(Element boundary records)

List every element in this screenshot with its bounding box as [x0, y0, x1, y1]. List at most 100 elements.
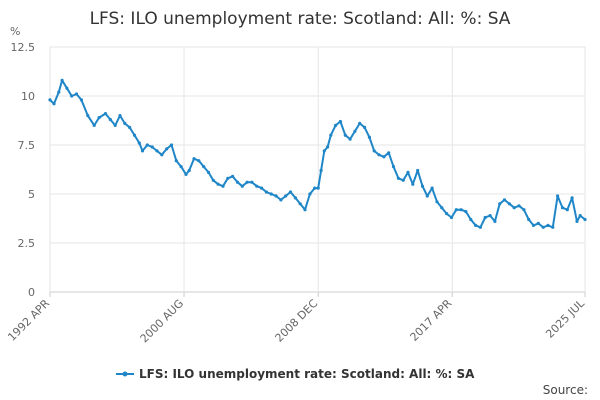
- x-tick-label: 2025 JUL: [543, 296, 587, 340]
- data-point: [128, 125, 132, 129]
- data-point: [507, 202, 511, 206]
- data-point: [118, 114, 122, 118]
- data-point: [353, 129, 357, 133]
- x-tick-label: 2000 AUG: [138, 297, 187, 346]
- data-point: [326, 145, 330, 149]
- y-tick-label: 5: [28, 188, 35, 201]
- data-point: [377, 153, 381, 157]
- data-point: [308, 192, 312, 196]
- data-point: [250, 180, 254, 184]
- y-tick-label: 0: [28, 286, 35, 299]
- data-point: [570, 196, 574, 200]
- data-point: [322, 149, 326, 153]
- data-point: [565, 208, 569, 212]
- data-point: [108, 117, 112, 122]
- data-point: [517, 204, 521, 208]
- data-point: [235, 180, 240, 184]
- data-point: [387, 151, 391, 155]
- y-tick-label: 10: [21, 90, 35, 103]
- data-point: [556, 194, 560, 198]
- data-point: [197, 159, 201, 163]
- data-point: [578, 214, 582, 218]
- data-point: [420, 184, 425, 188]
- data-point: [483, 215, 487, 220]
- data-point: [440, 206, 444, 210]
- data-point: [231, 174, 235, 178]
- gridlines: [49, 46, 586, 293]
- data-point: [358, 121, 362, 125]
- data-point: [303, 208, 307, 212]
- data-point: [372, 149, 376, 153]
- x-tick-label: 2008 DEC: [273, 297, 321, 345]
- data-point: [560, 206, 565, 210]
- data-point: [245, 180, 249, 184]
- data-point: [206, 170, 211, 174]
- data-point: [449, 215, 454, 220]
- legend-item-label: LFS: ILO unemployment rate: Scotland: Al…: [139, 367, 475, 381]
- source-label: Source:: [543, 383, 588, 397]
- data-point: [221, 184, 225, 188]
- data-point: [160, 153, 164, 157]
- data-point: [279, 198, 283, 202]
- data-point: [52, 102, 56, 106]
- data-point: [488, 214, 492, 218]
- data-point: [123, 121, 127, 125]
- data-point: [551, 225, 555, 229]
- data-point: [169, 143, 174, 147]
- x-tick-label: 1992 APR: [5, 297, 52, 344]
- data-point: [174, 159, 178, 163]
- y-axis-label: %: [10, 25, 20, 38]
- data-point: [367, 135, 371, 139]
- data-point: [348, 137, 352, 141]
- data-point: [284, 194, 288, 198]
- data-point: [192, 157, 196, 161]
- data-point: [179, 165, 183, 169]
- data-point: [435, 200, 439, 204]
- data-point: [86, 114, 90, 118]
- data-point: [316, 186, 320, 190]
- data-point: [132, 133, 137, 137]
- data-point: [269, 192, 273, 196]
- data-point: [155, 149, 159, 153]
- data-point: [343, 133, 347, 137]
- data-point: [187, 168, 191, 173]
- data-point: [103, 112, 108, 116]
- data-point: [382, 155, 386, 159]
- data-point: [512, 206, 516, 210]
- data-point: [546, 223, 550, 227]
- data-point: [459, 208, 463, 212]
- data-point: [425, 194, 429, 198]
- data-point: [531, 223, 536, 227]
- data-point: [274, 194, 278, 198]
- data-point: [445, 212, 449, 216]
- data-point: [527, 217, 531, 222]
- data-point: [430, 186, 434, 190]
- data-point: [260, 186, 264, 190]
- data-point: [454, 208, 458, 212]
- data-point: [401, 178, 405, 182]
- data-point: [329, 133, 333, 137]
- data-point: [334, 123, 338, 127]
- y-tick-label: 7.5: [18, 139, 36, 152]
- data-point: [184, 172, 188, 176]
- data-point: [313, 186, 317, 190]
- data-point: [493, 219, 497, 223]
- data-point: [575, 219, 579, 223]
- data-point: [137, 141, 141, 145]
- x-tick-label: 2017 APR: [407, 297, 454, 344]
- legend[interactable]: LFS: ILO unemployment rate: Scotland: Al…: [116, 367, 475, 381]
- data-point: [391, 165, 396, 169]
- data-point: [469, 217, 473, 222]
- data-point: [113, 123, 117, 127]
- data-point: [288, 190, 293, 194]
- data-point: [216, 182, 220, 186]
- y-tick-label: 2.5: [18, 237, 36, 250]
- data-point: [406, 170, 410, 174]
- data-point: [536, 221, 540, 225]
- y-axis: 0 2.5 5 7.5 10 12.5: [11, 41, 36, 299]
- data-point: [240, 184, 244, 188]
- data-point: [65, 86, 69, 90]
- data-point: [264, 190, 268, 194]
- data-point: [416, 168, 420, 173]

THE EXERCISE:
Copy out the lines of the records above character for character, starting with the line that contains "- x-tick-label: 2025" and stopping after the line that contains "- x-tick-label: 2008".

CORRECT RESPONSE:
- x-tick-label: 2025 JUL: [543, 296, 587, 340]
- data-point: [128, 125, 132, 129]
- data-point: [507, 202, 511, 206]
- data-point: [118, 114, 122, 118]
- data-point: [353, 129, 357, 133]
- x-tick-label: 2000 AUG: [138, 297, 187, 346]
- data-point: [326, 145, 330, 149]
- y-tick-label: 5: [28, 188, 35, 201]
- data-point: [377, 153, 381, 157]
- data-point: [308, 192, 312, 196]
- data-point: [250, 180, 254, 184]
- y-tick-label: 0: [28, 286, 35, 299]
- data-point: [570, 196, 574, 200]
- data-point: [322, 149, 326, 153]
- data-point: [565, 208, 569, 212]
- data-point: [108, 117, 112, 122]
- data-point: [517, 204, 521, 208]
- data-point: [235, 180, 240, 184]
- data-point: [387, 151, 391, 155]
- y-tick-label: 10: [21, 90, 35, 103]
- data-point: [556, 194, 560, 198]
- data-point: [197, 159, 201, 163]
- data-point: [578, 214, 582, 218]
- data-point: [420, 184, 425, 188]
- data-point: [483, 215, 487, 220]
- data-point: [440, 206, 444, 210]
- data-point: [231, 174, 235, 178]
- gridlines: [49, 46, 586, 293]
- data-point: [358, 121, 362, 125]
- data-point: [303, 208, 307, 212]
- data-point: [372, 149, 376, 153]
- x-tick-label: 2008 DEC: [273, 297, 321, 345]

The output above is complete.